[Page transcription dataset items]

----

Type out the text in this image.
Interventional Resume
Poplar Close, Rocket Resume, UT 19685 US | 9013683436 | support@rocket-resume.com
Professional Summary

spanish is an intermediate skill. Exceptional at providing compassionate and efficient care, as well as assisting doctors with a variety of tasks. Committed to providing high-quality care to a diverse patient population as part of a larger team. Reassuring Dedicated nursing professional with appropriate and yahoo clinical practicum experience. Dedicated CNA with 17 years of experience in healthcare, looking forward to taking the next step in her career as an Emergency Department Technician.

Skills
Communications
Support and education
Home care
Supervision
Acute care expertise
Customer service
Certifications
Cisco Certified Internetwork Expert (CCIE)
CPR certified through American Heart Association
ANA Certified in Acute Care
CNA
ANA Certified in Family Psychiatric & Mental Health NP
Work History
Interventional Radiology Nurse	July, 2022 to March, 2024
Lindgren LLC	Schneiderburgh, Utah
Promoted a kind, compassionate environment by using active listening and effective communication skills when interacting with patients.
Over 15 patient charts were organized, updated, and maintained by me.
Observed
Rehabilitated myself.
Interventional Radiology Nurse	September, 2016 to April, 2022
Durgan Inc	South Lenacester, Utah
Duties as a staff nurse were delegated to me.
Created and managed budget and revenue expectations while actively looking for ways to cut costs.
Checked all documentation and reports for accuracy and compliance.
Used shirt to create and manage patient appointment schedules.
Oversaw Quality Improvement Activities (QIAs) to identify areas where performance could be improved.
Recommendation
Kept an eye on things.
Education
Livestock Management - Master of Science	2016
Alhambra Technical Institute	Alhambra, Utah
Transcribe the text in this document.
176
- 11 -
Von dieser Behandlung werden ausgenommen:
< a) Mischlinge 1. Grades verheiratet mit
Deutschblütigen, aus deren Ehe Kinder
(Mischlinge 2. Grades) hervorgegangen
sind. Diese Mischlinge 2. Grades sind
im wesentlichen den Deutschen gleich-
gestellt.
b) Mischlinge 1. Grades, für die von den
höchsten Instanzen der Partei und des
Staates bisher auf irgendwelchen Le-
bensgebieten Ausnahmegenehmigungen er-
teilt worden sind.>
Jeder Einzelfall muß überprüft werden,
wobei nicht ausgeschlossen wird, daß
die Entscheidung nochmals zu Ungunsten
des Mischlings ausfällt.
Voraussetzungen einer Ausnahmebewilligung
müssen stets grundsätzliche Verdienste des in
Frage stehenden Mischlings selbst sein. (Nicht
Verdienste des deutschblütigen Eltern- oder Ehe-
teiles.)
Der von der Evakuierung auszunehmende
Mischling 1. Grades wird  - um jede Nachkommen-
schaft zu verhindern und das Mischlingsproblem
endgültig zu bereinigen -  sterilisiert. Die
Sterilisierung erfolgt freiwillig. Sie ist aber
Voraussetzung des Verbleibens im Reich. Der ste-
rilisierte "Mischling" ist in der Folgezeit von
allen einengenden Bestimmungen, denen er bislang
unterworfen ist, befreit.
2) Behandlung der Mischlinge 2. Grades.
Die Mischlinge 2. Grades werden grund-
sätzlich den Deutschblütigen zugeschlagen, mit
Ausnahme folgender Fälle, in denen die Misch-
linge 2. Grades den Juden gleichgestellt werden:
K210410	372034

----

Say every entry again, exactly as it reads.

» TASK OUTPUT:
Type out the text in this image.
Interventional Resume
Poplar Close, Rocket Resume, UT 19685 US | 9013683436 | support@rocket-resume.com
Professional Summary

spanish is an intermediate skill. Exceptional at providing compassionate and efficient care, as well as assisting doctors with a variety of tasks. Committed to providing high-quality care to a diverse patient population as part of a larger team. Reassuring Dedicated nursing professional with appropriate and yahoo clinical practicum experience. Dedicated CNA with 17 years of experience in healthcare, looking forward to taking the next step in her career as an Emergency Department Technician.

Skills
Communications
Support and education
Home care
Supervision
Acute care expertise
Customer service
Certifications
Cisco Certified Internetwork Expert (CCIE)
CPR certified through American Heart Association
ANA Certified in Acute Care
CNA
ANA Certified in Family Psychiatric & Mental Health NP
Work History
Interventional Radiology Nurse	July, 2022 to March, 2024
Lindgren LLC	Schneiderburgh, Utah
Promoted a kind, compassionate environment by using active listening and effective communication skills when interacting with patients.
Over 15 patient charts were organized, updated, and maintained by me.
Observed
Rehabilitated myself.
Interventional Radiology Nurse	September, 2016 to April, 2022
Durgan Inc	South Lenacester, Utah
Duties as a staff nurse were delegated to me.
Created and managed budget and revenue expectations while actively looking for ways to cut costs.
Checked all documentation and reports for accuracy and compliance.
Used shirt to create and manage patient appointment schedules.
Oversaw Quality Improvement Activities (QIAs) to identify areas where performance could be improved.
Recommendation
Kept an eye on things.
Education
Livestock Management - Master of Science	2016
Alhambra Technical Institute	Alhambra, Utah
Transcribe the text in this document.
176
- 11 -
Von dieser Behandlung werden ausgenommen:
< a) Mischlinge 1. Grades verheiratet mit
Deutschblütigen, aus deren Ehe Kinder
(Mischlinge 2. Grades) hervorgegangen
sind. Diese Mischlinge 2. Grades sind
im wesentlichen den Deutschen gleich-
gestellt.
b) Mischlinge 1. Grades, für die von den
höchsten Instanzen der Partei und des
Staates bisher auf irgendwelchen Le-
bensgebieten Ausnahmegenehmigungen er-
teilt worden sind.>
Jeder Einzelfall muß überprüft werden,
wobei nicht ausgeschlossen wird, daß
die Entscheidung nochmals zu Ungunsten
des Mischlings ausfällt.
Voraussetzungen einer Ausnahmebewilligung
müssen stets grundsätzliche Verdienste des in
Frage stehenden Mischlings selbst sein. (Nicht
Verdienste des deutschblütigen Eltern- oder Ehe-
teiles.)
Der von der Evakuierung auszunehmende
Mischling 1. Grades wird  - um jede Nachkommen-
schaft zu verhindern und das Mischlingsproblem
endgültig zu bereinigen -  sterilisiert. Die
Sterilisierung erfolgt freiwillig. Sie ist aber
Voraussetzung des Verbleibens im Reich. Der ste-
rilisierte "Mischling" ist in der Folgezeit von
allen einengenden Bestimmungen, denen er bislang
unterworfen ist, befreit.
2) Behandlung der Mischlinge 2. Grades.
Die Mischlinge 2. Grades werden grund-
sätzlich den Deutschblütigen zugeschlagen, mit
Ausnahme folgender Fälle, in denen die Misch-
linge 2. Grades den Juden gleichgestellt werden:
K210410	372034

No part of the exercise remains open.